··· EXERCISE INPUTS ···

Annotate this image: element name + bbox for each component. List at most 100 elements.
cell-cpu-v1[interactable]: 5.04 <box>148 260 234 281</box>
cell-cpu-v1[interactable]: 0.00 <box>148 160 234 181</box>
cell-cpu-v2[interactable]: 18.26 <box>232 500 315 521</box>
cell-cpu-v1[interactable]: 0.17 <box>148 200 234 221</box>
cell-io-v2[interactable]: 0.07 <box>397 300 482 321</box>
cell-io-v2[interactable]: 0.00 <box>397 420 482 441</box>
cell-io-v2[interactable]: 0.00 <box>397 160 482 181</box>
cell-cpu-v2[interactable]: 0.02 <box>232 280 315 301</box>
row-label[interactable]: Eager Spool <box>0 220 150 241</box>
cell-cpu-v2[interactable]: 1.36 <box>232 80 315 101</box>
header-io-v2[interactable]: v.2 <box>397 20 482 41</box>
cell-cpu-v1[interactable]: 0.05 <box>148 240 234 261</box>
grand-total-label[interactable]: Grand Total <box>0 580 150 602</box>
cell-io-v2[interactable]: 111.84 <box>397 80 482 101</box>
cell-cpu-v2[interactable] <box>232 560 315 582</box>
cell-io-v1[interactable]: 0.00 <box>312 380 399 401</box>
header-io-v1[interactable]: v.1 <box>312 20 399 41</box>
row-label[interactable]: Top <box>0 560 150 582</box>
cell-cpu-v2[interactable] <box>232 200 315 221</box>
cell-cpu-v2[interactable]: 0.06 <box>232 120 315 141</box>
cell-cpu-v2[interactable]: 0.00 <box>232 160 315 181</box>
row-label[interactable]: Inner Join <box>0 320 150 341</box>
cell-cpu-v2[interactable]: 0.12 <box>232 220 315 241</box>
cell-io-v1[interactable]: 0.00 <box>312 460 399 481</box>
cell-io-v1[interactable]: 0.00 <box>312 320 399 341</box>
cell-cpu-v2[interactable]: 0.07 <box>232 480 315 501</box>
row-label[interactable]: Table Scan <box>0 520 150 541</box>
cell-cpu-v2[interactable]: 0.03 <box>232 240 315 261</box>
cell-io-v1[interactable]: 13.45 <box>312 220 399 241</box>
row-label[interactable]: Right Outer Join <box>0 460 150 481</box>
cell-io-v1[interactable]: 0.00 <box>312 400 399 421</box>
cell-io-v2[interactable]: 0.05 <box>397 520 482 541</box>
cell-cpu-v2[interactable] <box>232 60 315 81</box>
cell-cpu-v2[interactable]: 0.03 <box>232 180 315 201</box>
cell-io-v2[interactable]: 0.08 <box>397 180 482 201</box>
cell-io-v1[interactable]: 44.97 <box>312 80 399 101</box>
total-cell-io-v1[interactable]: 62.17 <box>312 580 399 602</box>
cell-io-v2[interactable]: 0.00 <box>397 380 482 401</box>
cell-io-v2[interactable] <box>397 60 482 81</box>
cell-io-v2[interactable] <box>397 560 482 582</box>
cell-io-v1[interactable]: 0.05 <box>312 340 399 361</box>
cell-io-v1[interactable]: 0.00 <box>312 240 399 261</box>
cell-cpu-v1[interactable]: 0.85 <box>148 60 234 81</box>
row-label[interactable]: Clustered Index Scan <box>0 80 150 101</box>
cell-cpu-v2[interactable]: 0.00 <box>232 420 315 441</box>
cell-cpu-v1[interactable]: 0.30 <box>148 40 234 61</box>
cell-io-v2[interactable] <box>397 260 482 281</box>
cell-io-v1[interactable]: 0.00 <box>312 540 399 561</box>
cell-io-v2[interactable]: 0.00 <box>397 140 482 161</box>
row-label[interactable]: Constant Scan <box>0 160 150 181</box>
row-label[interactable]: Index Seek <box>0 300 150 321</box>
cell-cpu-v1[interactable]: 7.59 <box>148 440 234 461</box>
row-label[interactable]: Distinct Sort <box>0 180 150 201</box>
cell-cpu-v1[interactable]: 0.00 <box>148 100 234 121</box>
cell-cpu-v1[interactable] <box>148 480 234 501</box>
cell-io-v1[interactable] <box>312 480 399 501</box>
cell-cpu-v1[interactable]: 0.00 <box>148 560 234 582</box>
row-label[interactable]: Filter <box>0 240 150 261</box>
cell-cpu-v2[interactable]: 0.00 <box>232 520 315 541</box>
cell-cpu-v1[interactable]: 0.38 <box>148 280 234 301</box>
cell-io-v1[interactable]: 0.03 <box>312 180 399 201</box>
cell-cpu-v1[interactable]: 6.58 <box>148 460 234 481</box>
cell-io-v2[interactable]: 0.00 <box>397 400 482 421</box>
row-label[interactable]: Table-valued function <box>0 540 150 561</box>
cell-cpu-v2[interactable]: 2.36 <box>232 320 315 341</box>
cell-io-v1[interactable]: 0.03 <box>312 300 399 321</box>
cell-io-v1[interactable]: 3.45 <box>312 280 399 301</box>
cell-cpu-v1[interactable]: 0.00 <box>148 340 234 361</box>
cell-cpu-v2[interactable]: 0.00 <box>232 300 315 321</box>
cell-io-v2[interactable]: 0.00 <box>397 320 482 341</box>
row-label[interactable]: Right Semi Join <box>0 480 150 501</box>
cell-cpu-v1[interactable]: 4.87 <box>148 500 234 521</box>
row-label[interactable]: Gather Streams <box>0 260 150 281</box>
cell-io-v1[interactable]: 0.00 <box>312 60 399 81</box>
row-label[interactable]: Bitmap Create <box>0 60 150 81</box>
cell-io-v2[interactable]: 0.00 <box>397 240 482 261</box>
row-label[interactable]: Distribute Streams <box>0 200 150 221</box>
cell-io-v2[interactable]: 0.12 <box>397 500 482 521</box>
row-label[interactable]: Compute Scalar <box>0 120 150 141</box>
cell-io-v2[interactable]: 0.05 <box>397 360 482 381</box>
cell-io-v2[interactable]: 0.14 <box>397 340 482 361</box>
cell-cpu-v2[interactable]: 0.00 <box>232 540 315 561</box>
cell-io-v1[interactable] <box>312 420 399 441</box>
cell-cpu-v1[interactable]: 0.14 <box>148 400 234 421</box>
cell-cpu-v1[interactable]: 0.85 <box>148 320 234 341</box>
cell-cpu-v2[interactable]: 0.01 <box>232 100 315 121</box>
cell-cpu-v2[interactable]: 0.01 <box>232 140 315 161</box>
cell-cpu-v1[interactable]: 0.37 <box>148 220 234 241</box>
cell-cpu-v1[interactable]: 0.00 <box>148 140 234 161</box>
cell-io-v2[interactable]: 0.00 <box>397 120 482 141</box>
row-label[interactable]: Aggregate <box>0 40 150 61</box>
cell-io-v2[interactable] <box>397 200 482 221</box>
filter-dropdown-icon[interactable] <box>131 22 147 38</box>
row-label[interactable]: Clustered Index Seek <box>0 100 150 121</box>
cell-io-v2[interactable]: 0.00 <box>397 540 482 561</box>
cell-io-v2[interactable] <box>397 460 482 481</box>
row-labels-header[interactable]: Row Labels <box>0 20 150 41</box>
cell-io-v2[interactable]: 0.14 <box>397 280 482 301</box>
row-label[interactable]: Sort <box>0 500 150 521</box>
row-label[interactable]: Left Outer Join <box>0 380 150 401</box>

···

◆ YOUR INSTRUCTIONS ◆
Reproduce every item above verbatim, line for line, with each name, value and bounding box unchanged.

◆ REPLY ◆
Annotate this image: element name + bbox for each component. List at most 100 elements.
cell-cpu-v1[interactable]: 5.04 <box>148 260 234 281</box>
cell-cpu-v1[interactable]: 0.00 <box>148 160 234 181</box>
cell-cpu-v2[interactable]: 18.26 <box>232 500 315 521</box>
cell-cpu-v1[interactable]: 0.17 <box>148 200 234 221</box>
cell-io-v2[interactable]: 0.07 <box>397 300 482 321</box>
cell-io-v2[interactable]: 0.00 <box>397 420 482 441</box>
cell-io-v2[interactable]: 0.00 <box>397 160 482 181</box>
cell-cpu-v2[interactable]: 0.02 <box>232 280 315 301</box>
row-label[interactable]: Eager Spool <box>0 220 150 241</box>
cell-cpu-v2[interactable]: 1.36 <box>232 80 315 101</box>
header-io-v2[interactable]: v.2 <box>397 20 482 41</box>
cell-cpu-v1[interactable]: 0.05 <box>148 240 234 261</box>
grand-total-label[interactable]: Grand Total <box>0 580 150 602</box>
cell-io-v2[interactable]: 111.84 <box>397 80 482 101</box>
cell-cpu-v2[interactable] <box>232 560 315 582</box>
cell-io-v1[interactable]: 0.00 <box>312 380 399 401</box>
header-io-v1[interactable]: v.1 <box>312 20 399 41</box>
row-label[interactable]: Top <box>0 560 150 582</box>
cell-cpu-v2[interactable] <box>232 200 315 221</box>
cell-cpu-v2[interactable]: 0.06 <box>232 120 315 141</box>
cell-cpu-v2[interactable]: 0.00 <box>232 160 315 181</box>
row-label[interactable]: Inner Join <box>0 320 150 341</box>
cell-cpu-v2[interactable]: 0.12 <box>232 220 315 241</box>
cell-io-v1[interactable]: 0.00 <box>312 460 399 481</box>
cell-io-v1[interactable]: 0.00 <box>312 320 399 341</box>
cell-cpu-v2[interactable]: 0.07 <box>232 480 315 501</box>
row-label[interactable]: Table Scan <box>0 520 150 541</box>
cell-cpu-v2[interactable]: 0.03 <box>232 240 315 261</box>
cell-io-v1[interactable]: 13.45 <box>312 220 399 241</box>
row-label[interactable]: Right Outer Join <box>0 460 150 481</box>
cell-io-v1[interactable]: 0.00 <box>312 400 399 421</box>
cell-io-v2[interactable]: 0.05 <box>397 520 482 541</box>
cell-cpu-v2[interactable] <box>232 60 315 81</box>
cell-cpu-v2[interactable]: 0.03 <box>232 180 315 201</box>
cell-io-v2[interactable]: 0.08 <box>397 180 482 201</box>
cell-io-v1[interactable]: 44.97 <box>312 80 399 101</box>
total-cell-io-v1[interactable]: 62.17 <box>312 580 399 602</box>
cell-io-v2[interactable]: 0.00 <box>397 380 482 401</box>
cell-io-v2[interactable] <box>397 60 482 81</box>
cell-io-v2[interactable] <box>397 560 482 582</box>
cell-io-v1[interactable]: 0.05 <box>312 340 399 361</box>
cell-io-v1[interactable]: 0.00 <box>312 240 399 261</box>
cell-cpu-v1[interactable]: 0.85 <box>148 60 234 81</box>
row-label[interactable]: Clustered Index Scan <box>0 80 150 101</box>
cell-cpu-v2[interactable]: 0.00 <box>232 420 315 441</box>
cell-cpu-v1[interactable]: 0.30 <box>148 40 234 61</box>
cell-io-v2[interactable] <box>397 260 482 281</box>
cell-io-v1[interactable]: 0.00 <box>312 540 399 561</box>
cell-io-v2[interactable]: 0.00 <box>397 140 482 161</box>
row-label[interactable]: Constant Scan <box>0 160 150 181</box>
row-label[interactable]: Index Seek <box>0 300 150 321</box>
cell-cpu-v1[interactable]: 7.59 <box>148 440 234 461</box>
row-label[interactable]: Distinct Sort <box>0 180 150 201</box>
cell-cpu-v1[interactable]: 0.00 <box>148 100 234 121</box>
cell-cpu-v1[interactable] <box>148 480 234 501</box>
cell-io-v1[interactable] <box>312 480 399 501</box>
cell-cpu-v1[interactable]: 0.00 <box>148 560 234 582</box>
row-label[interactable]: Filter <box>0 240 150 261</box>
cell-cpu-v2[interactable]: 0.00 <box>232 520 315 541</box>
cell-cpu-v1[interactable]: 0.38 <box>148 280 234 301</box>
cell-io-v1[interactable]: 0.03 <box>312 180 399 201</box>
cell-cpu-v1[interactable]: 6.58 <box>148 460 234 481</box>
cell-io-v2[interactable]: 0.00 <box>397 400 482 421</box>
row-label[interactable]: Table-valued function <box>0 540 150 561</box>
cell-cpu-v2[interactable]: 2.36 <box>232 320 315 341</box>
cell-io-v1[interactable]: 0.03 <box>312 300 399 321</box>
cell-io-v1[interactable]: 3.45 <box>312 280 399 301</box>
cell-cpu-v1[interactable]: 0.00 <box>148 340 234 361</box>
cell-cpu-v2[interactable]: 0.00 <box>232 300 315 321</box>
cell-io-v2[interactable]: 0.00 <box>397 320 482 341</box>
row-label[interactable]: Right Semi Join <box>0 480 150 501</box>
cell-cpu-v1[interactable]: 4.87 <box>148 500 234 521</box>
row-label[interactable]: Gather Streams <box>0 260 150 281</box>
cell-io-v1[interactable]: 0.00 <box>312 60 399 81</box>
row-label[interactable]: Bitmap Create <box>0 60 150 81</box>
cell-io-v2[interactable]: 0.00 <box>397 240 482 261</box>
row-label[interactable]: Distribute Streams <box>0 200 150 221</box>
cell-io-v2[interactable]: 0.12 <box>397 500 482 521</box>
row-label[interactable]: Compute Scalar <box>0 120 150 141</box>
cell-io-v2[interactable]: 0.05 <box>397 360 482 381</box>
cell-io-v2[interactable]: 0.14 <box>397 340 482 361</box>
cell-cpu-v2[interactable]: 0.00 <box>232 540 315 561</box>
cell-io-v1[interactable] <box>312 420 399 441</box>
cell-cpu-v1[interactable]: 0.14 <box>148 400 234 421</box>
cell-cpu-v1[interactable]: 0.85 <box>148 320 234 341</box>
cell-cpu-v2[interactable]: 0.01 <box>232 100 315 121</box>
cell-cpu-v2[interactable]: 0.01 <box>232 140 315 161</box>
cell-cpu-v1[interactable]: 0.37 <box>148 220 234 241</box>
cell-cpu-v1[interactable]: 0.00 <box>148 140 234 161</box>
cell-io-v2[interactable]: 0.00 <box>397 120 482 141</box>
row-label[interactable]: Aggregate <box>0 40 150 61</box>
cell-io-v2[interactable] <box>397 200 482 221</box>
filter-dropdown-icon[interactable] <box>131 22 147 38</box>
row-label[interactable]: Clustered Index Seek <box>0 100 150 121</box>
cell-io-v2[interactable]: 0.00 <box>397 540 482 561</box>
cell-io-v2[interactable] <box>397 460 482 481</box>
row-labels-header[interactable]: Row Labels <box>0 20 150 41</box>
cell-io-v2[interactable]: 0.14 <box>397 280 482 301</box>
row-label[interactable]: Sort <box>0 500 150 521</box>
row-label[interactable]: Left Outer Join <box>0 380 150 401</box>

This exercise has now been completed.